:: Record list

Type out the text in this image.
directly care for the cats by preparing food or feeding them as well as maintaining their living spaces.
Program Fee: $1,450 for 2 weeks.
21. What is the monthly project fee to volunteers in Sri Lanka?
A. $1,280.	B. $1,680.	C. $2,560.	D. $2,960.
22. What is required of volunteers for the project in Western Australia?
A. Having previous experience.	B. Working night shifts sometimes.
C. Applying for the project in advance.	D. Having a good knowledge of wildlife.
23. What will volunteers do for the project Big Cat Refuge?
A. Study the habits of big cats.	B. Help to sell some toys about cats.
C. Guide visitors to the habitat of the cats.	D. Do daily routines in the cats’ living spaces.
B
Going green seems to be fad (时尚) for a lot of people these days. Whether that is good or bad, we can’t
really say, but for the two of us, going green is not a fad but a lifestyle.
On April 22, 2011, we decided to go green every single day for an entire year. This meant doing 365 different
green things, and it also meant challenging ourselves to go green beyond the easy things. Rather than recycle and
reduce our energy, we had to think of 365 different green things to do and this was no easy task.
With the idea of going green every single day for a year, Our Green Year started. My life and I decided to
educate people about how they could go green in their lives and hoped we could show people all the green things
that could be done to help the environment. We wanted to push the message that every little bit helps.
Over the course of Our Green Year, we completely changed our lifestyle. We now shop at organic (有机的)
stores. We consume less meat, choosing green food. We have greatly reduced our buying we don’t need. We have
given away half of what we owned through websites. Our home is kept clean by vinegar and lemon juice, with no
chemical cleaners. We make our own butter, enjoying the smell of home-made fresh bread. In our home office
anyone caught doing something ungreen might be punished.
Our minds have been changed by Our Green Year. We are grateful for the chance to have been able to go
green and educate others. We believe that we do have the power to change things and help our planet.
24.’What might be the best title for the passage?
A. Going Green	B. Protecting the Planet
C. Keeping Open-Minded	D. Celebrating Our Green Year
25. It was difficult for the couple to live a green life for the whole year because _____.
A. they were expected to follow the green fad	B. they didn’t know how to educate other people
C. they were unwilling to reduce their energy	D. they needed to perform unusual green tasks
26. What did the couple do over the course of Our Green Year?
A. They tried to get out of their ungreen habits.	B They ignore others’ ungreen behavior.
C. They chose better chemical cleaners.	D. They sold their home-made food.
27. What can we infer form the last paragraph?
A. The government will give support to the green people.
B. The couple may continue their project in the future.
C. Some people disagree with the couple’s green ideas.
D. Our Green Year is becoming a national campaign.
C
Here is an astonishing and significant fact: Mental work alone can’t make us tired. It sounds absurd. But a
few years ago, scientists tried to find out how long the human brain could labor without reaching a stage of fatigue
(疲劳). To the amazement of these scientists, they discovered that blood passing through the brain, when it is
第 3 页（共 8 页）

::::
:: Record list

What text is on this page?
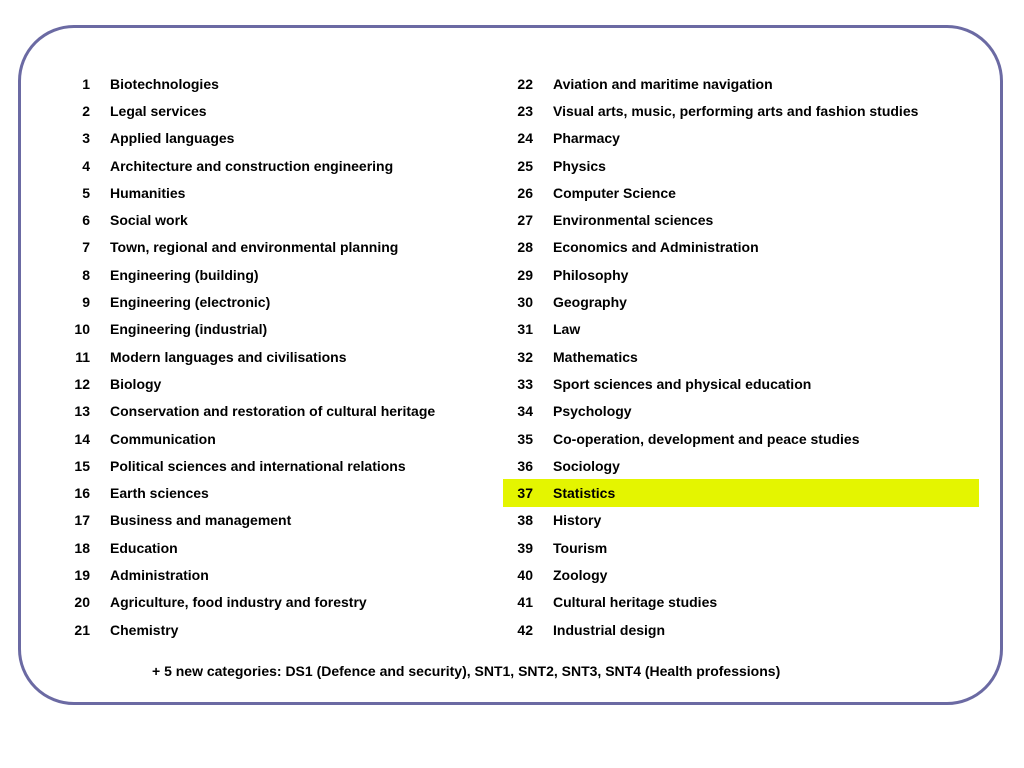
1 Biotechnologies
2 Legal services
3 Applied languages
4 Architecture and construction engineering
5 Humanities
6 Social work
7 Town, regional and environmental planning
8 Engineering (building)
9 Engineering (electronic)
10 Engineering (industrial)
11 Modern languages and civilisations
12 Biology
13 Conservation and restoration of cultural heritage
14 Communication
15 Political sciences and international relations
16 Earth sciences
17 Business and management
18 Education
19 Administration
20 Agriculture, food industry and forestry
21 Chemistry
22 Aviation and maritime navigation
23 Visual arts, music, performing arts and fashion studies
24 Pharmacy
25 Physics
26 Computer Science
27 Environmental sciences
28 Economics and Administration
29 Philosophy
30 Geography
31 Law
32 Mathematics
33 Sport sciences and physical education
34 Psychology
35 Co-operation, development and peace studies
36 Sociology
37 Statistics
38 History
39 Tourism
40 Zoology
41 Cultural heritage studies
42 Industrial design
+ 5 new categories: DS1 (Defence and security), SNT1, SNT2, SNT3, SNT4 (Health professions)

::::

Challenge
Say how many lines of the data hold the string "decided". Reply with the number alone.

Exercise answer
2